→ Request
What follows is a set of records, each of which is to be written out exactly.

[Structured figure records]
━━━━━━━━━━━━━━━━━━━━━━━━━━━━━━
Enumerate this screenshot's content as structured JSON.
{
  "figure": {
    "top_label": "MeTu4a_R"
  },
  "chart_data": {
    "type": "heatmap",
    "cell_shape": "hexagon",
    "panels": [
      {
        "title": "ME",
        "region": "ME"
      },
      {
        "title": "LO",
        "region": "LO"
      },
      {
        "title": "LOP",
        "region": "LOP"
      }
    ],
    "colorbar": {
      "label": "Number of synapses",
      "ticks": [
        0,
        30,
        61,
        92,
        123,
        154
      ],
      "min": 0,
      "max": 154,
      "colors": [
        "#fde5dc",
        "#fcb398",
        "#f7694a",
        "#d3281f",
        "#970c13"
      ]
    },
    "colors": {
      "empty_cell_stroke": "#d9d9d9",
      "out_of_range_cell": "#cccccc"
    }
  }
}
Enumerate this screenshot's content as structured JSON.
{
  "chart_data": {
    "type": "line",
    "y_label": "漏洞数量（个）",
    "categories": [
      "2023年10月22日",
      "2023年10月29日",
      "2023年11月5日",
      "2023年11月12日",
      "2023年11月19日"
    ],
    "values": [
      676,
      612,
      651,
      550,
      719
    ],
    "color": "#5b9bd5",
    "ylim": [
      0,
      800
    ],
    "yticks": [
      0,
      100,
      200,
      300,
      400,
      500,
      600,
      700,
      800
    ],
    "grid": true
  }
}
━━━━━━━━━━━━━━━━━━━━━━━━━━━━━━
→ Task output
Enumerate this screenshot's content as structured JSON.
{
  "figure": {
    "top_label": "MeTu4a_R"
  },
  "chart_data": {
    "type": "heatmap",
    "cell_shape": "hexagon",
    "panels": [
      {
        "title": "ME",
        "region": "ME"
      },
      {
        "title": "LO",
        "region": "LO"
      },
      {
        "title": "LOP",
        "region": "LOP"
      }
    ],
    "colorbar": {
      "label": "Number of synapses",
      "ticks": [
        0,
        30,
        61,
        92,
        123,
        154
      ],
      "min": 0,
      "max": 154,
      "colors": [
        "#fde5dc",
        "#fcb398",
        "#f7694a",
        "#d3281f",
        "#970c13"
      ]
    },
    "colors": {
      "empty_cell_stroke": "#d9d9d9",
      "out_of_range_cell": "#cccccc"
    }
  }
}
Enumerate this screenshot's content as structured JSON.
{
  "chart_data": {
    "type": "line",
    "y_label": "漏洞数量（个）",
    "categories": [
      "2023年10月22日",
      "2023年10月29日",
      "2023年11月5日",
      "2023年11月12日",
      "2023年11月19日"
    ],
    "values": [
      676,
      612,
      651,
      550,
      719
    ],
    "color": "#5b9bd5",
    "ylim": [
      0,
      800
    ],
    "yticks": [
      0,
      100,
      200,
      300,
      400,
      500,
      600,
      700,
      800
    ],
    "grid": true
  }
}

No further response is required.